» **Complete the following**
• A. In the patent text on profiled container bottom walls, what patent is cited as an early example of a two-piece container?
• B. List every U.S. patent number cited in the patent text on profiled container bottom walls.
• C. Carry on writing the patent text on profiled container bottom walls, starting after its final sentence.

Profiled bottom wall for containers

Abstract

A profiled bottom wall for a drawn and ironed container having a cylindrical side wall and integral bottom wall is disclosed herein. The bottom wall and side wall merge with each other along an annular outwardly directed bead and the bottom wall has an annular inwardly directed bead located within the outwardly directed bead. The adjacent ends of the two beads are interconnected by an arcuate portion that produces a convex surface within the container and the portion of the container bottom wall within the inwardly directed bead is generally flat and merges with the adjacent end of the inwardly directed bead along a further arcuate portion that defines a concave surface within the container.

Description

BACKGROUND OF THE INVENTION

For many years container manufacturers have been striving to produce what is referred to in the industry as a two-piece container at a competitive price. The two-piece container consists of a body that has an integral botom wall at one end and the opposite end is configured to have a closure secured thereto. An early example of such type of container is disclosed in U.S. Pat. No. 2,142,743.

In more recent years, many foods and beverages, particularly carbonated beverages, have commonly been packaged in metal containers formed of either aluminum or steel.

In the manufacture of drawn and ironed containers for packaging carbonated beverages, it is essential to maintain the body wall and bottom wall of the container as thin as possible so that the container can be marketed at a competitive price. The cost of the container is extremely important since, for many products, the cost of the container approaches or exceeds the cost of the product being packaged therein. As such, any reduction in cost is extremely desirable.

Furthermore, because of the large market for metal containers, particularly those formed of aluminum, a very small savings in the cost of the material for a single can will produce a substantial difference in price in considering a normal order from a packager, which may include hundreds of thousands of containers. Thus, if the container manufacturer can reduce the thickness of the metal utilized in forming the container by even one-thousandth of an inch, the savings in cost can be substantial.

To meet the competitive market price and manufacture of the most economical drawn and ironed container, one of the most difficult requirements to attain is the buckle resistance of the bottom wall when the container is used for packaging carbonated beer or other beverages while still utilizing a material that is most workable and is the thinnest possible to reduce the cost.

When a carbonated beverage is packaged in a relatively thin drawn and ironed container, the bottom wall of the container tends to buckle outwardly when exposed to normal pressures that are developed within the containers during normal summer temperatures and during the past pasteurizing process.

Quite recently, container manufacturers have been striving to produce a competitively priced container that has sufficient resistance to buckling that may result from the high pressures developed within the container. Examples of these containers are shown in U.S. Pat. No. 3,690,507 and U.S. Pat. No. 3,760,751. Both of these patents disclose drawn and ironed containers that have specifically designed bottom walls which have improved resistance to outward bulging that may result from high pressures in the container.

» **Material provided**
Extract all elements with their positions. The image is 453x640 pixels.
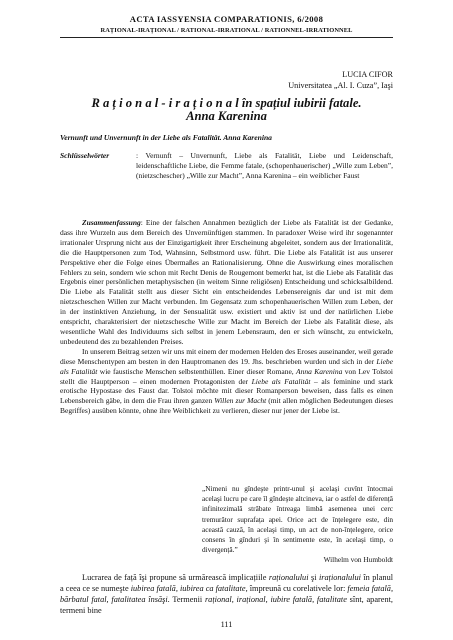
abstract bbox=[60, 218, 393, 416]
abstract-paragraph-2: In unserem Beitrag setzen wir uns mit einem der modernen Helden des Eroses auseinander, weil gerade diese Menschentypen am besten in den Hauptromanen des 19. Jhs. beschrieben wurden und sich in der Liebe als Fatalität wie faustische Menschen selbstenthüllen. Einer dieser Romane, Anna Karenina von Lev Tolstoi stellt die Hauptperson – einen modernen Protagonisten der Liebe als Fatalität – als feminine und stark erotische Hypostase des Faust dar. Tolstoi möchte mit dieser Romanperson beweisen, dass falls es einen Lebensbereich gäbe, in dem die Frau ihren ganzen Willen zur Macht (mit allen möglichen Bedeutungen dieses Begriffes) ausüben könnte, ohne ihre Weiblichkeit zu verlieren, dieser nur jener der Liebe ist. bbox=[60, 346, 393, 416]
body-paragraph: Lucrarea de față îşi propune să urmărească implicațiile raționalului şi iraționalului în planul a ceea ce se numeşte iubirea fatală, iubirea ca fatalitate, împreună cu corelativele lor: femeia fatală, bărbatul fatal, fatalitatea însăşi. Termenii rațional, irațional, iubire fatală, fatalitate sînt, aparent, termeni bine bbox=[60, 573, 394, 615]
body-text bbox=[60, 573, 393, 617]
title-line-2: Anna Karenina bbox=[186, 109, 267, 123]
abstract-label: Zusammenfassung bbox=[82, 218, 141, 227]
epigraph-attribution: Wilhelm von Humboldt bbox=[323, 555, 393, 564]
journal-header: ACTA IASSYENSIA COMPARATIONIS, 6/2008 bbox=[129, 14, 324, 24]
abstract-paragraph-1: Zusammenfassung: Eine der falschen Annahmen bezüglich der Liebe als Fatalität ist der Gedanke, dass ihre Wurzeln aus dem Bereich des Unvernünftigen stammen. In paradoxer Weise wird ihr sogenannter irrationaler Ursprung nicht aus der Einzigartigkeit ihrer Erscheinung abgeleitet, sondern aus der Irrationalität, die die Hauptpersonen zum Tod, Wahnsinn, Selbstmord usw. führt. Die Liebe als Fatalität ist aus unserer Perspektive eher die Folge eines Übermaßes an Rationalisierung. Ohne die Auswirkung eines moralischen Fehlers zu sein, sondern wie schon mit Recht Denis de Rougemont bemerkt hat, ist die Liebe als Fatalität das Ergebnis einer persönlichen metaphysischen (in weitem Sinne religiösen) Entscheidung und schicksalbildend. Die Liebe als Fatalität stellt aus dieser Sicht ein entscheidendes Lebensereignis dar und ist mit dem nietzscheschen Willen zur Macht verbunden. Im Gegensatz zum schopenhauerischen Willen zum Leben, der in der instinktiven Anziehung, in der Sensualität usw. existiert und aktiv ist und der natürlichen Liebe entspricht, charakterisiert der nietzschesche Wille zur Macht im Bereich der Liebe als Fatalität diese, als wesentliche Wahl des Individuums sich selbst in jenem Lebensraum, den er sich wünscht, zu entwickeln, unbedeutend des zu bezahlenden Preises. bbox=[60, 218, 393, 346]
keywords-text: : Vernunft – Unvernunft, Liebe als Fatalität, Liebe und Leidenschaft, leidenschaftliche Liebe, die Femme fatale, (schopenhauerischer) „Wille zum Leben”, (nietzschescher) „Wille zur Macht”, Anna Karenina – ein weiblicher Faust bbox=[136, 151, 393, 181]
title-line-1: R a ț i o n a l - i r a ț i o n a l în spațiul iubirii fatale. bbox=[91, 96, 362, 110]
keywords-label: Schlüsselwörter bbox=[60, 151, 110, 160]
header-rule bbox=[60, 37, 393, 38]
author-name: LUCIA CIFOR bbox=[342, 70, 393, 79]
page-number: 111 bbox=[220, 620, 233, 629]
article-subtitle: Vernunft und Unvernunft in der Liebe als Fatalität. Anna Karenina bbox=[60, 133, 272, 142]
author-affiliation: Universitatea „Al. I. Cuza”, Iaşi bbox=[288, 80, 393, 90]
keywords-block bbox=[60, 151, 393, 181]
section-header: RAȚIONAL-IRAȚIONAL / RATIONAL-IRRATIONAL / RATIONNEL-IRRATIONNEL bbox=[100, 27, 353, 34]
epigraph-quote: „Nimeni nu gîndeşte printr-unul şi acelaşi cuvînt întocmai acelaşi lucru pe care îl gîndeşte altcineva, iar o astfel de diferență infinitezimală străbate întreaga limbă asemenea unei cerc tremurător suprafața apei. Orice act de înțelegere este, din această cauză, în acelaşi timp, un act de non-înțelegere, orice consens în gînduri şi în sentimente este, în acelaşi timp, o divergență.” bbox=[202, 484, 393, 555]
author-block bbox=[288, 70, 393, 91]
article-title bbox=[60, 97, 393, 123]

» **Results for the exercise**
• A. U.S. Pat. No. 2,142,743

• B.
U.S. Pat. No. 2,142,743
U.S. Pat. No. 3,690,507
U.S. Pat. No. 3,760,751

• C.
SUMMARY OF THE INVENTION

According to the present invention, a cylindrical container having a circular side wall and an integral bottom wall is formed to be capable of withstanding pressures on the order of 90 p.s.i. minimum without having the bottom wall buckle. This is accomplished by a particularly profiled bottom wall that will allow the container wall thickness to be reduced by more than 10 percent of the thickness of present day commercially competitive containers for the same product.

The profiled container bottom wall is joined to the side wall by an outwardly directed bead so that the peripheral edge of the bottom wall is less in diameter than the outside diameter of the container. The bottom wall consists of a flat circular panel at the center of the container which has an annular spherical portion around the periphery thereof that defines a concave surface inside the container. The annular spherical surface is connected to the outwardly directed bead through an arcuate portion having compounded radii. This connecting portion consists of an upwardly directed bead having one end connected to the outer end of the spherical annular section and the opposite end connected to the adjacent end of the bead through an arcuate portion that define a convex surface within the container.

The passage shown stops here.